**Dataset items:**
————————

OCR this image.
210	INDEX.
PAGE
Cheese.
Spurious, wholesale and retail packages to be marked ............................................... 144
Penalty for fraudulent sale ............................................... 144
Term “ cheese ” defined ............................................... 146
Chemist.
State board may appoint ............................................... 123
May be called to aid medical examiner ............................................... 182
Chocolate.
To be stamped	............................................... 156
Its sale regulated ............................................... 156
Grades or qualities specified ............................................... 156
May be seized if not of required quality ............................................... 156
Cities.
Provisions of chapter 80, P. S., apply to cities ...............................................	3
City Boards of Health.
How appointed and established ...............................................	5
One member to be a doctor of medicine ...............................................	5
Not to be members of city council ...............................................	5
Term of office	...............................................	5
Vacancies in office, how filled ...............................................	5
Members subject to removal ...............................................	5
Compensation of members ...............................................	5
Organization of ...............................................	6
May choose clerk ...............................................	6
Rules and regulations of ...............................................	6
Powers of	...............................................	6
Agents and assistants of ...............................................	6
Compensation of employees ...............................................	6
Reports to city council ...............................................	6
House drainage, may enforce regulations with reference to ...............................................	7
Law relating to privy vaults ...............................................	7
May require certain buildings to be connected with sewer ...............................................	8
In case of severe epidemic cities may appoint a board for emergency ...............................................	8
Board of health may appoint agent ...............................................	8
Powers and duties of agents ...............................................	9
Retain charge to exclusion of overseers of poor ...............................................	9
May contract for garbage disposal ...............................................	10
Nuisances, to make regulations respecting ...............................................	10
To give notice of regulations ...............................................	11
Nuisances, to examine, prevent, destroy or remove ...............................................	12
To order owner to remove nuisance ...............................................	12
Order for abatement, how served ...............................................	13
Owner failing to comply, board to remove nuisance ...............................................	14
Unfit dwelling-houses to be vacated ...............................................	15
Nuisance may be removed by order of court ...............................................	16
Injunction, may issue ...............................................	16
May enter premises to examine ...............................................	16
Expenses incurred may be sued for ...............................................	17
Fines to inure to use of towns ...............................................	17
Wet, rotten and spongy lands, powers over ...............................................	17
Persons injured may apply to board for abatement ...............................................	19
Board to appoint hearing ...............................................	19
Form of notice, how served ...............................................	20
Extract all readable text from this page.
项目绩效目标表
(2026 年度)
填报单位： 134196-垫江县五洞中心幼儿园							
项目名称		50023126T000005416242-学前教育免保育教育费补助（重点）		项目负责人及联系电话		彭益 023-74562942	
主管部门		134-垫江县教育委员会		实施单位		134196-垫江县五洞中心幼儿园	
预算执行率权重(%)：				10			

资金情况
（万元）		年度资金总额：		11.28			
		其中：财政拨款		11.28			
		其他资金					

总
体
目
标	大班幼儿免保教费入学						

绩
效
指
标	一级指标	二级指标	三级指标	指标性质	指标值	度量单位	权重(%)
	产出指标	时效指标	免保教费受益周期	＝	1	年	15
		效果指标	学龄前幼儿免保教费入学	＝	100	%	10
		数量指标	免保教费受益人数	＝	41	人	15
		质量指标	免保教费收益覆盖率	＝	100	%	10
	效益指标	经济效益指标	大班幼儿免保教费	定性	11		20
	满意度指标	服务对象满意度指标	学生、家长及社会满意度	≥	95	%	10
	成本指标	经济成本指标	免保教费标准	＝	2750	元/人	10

————————

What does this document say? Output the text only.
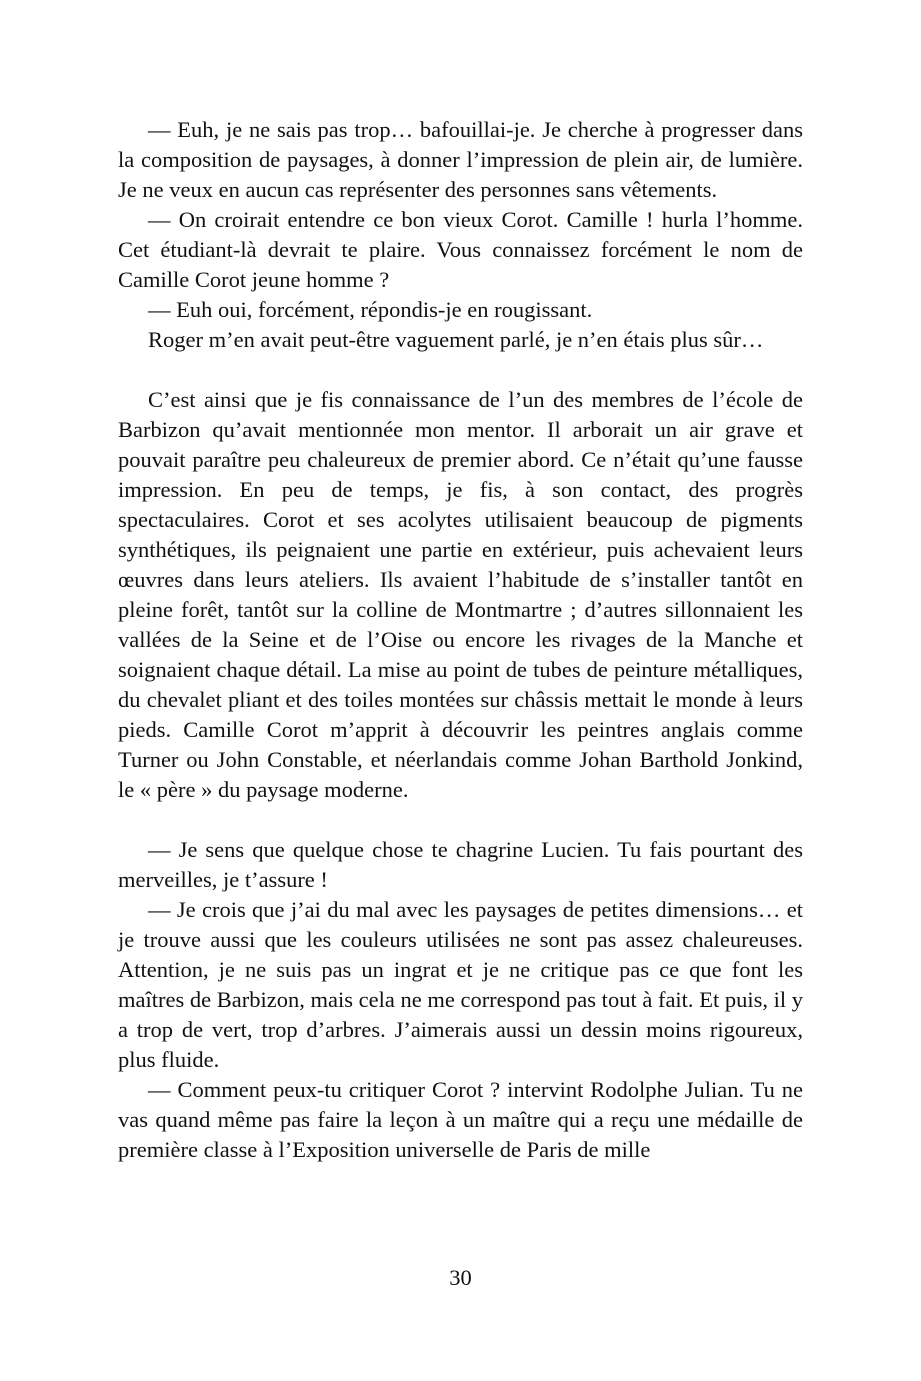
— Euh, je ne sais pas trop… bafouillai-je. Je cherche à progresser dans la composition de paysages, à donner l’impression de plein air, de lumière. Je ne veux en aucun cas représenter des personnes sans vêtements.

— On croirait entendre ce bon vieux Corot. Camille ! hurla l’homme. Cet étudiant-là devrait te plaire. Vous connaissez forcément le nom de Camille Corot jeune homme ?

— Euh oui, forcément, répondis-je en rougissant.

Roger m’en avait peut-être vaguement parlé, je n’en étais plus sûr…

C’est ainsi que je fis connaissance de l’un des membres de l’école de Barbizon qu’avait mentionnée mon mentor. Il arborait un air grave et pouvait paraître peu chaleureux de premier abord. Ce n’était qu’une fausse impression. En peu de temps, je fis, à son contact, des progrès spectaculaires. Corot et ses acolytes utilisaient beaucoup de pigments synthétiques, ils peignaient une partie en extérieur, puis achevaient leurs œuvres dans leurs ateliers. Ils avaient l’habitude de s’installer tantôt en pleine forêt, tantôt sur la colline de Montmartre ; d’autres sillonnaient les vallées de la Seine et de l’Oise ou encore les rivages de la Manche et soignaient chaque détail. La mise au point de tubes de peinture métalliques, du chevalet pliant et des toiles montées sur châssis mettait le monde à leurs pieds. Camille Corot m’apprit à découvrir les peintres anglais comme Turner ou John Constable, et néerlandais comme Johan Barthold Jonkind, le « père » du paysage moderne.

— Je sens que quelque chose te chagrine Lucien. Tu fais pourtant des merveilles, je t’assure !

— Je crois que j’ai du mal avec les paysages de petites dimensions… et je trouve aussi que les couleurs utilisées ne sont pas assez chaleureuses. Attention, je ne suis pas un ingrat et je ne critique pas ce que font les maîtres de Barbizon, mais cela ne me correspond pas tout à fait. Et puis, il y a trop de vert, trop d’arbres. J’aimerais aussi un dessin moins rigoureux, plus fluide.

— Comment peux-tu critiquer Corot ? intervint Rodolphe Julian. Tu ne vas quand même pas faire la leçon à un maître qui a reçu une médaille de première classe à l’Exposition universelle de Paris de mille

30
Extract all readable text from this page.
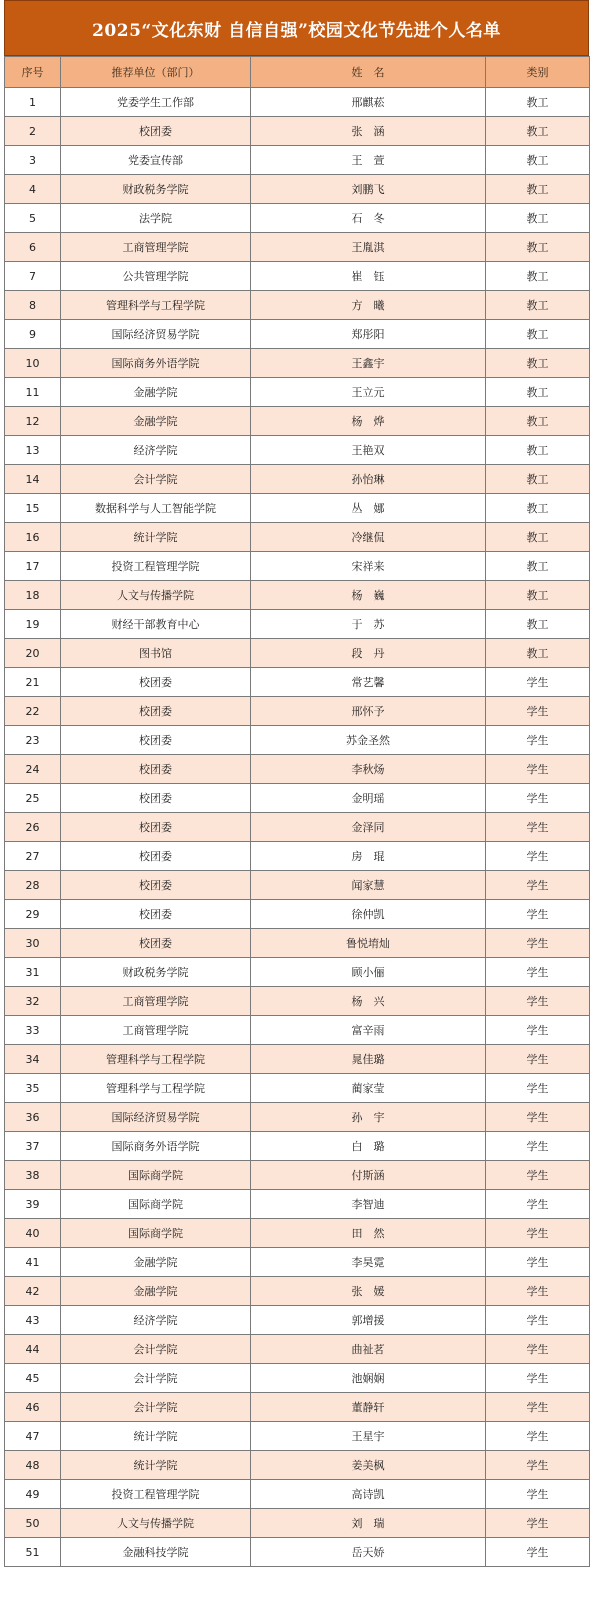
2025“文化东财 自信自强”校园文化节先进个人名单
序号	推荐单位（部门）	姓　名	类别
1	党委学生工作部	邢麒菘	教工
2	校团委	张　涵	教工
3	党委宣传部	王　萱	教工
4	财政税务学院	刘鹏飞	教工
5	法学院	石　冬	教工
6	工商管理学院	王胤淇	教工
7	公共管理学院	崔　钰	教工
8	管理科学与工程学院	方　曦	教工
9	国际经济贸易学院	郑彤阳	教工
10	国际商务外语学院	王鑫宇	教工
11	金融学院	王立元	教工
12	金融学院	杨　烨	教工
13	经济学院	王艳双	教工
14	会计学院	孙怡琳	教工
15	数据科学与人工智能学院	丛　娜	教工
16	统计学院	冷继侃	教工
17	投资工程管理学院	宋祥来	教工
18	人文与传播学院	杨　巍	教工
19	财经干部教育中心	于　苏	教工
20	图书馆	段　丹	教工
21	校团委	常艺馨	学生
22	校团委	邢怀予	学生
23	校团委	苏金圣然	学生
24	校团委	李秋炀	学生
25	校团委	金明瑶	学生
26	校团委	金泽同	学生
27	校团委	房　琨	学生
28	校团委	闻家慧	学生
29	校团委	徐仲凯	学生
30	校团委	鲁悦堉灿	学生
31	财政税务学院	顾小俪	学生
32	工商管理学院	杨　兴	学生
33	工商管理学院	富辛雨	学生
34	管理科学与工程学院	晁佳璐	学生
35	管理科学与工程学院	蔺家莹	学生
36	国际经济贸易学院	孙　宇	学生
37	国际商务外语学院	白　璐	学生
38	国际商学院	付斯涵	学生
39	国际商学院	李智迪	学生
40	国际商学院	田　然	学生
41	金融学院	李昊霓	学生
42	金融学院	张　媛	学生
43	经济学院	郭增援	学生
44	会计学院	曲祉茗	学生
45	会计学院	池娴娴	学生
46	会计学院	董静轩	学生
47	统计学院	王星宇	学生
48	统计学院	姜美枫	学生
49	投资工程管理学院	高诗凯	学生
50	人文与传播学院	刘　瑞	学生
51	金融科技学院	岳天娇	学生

————————

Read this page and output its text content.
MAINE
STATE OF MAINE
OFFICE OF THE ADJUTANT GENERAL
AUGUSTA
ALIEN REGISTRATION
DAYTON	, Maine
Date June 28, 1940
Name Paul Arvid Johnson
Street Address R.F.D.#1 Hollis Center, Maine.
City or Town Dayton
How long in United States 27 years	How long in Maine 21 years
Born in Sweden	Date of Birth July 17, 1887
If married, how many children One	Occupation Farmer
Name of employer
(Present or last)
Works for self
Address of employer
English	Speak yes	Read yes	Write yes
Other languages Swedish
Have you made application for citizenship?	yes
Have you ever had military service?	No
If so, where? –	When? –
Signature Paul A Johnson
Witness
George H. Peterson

————————

**SET PROBLEM:** Look through the records and gather each line with the word "text".

**ANSWER IN FULL:**
Extract all readable text from this page.
What does this document say? Output the text only.
Extract all readable text from this page.
Read this page and output its text content.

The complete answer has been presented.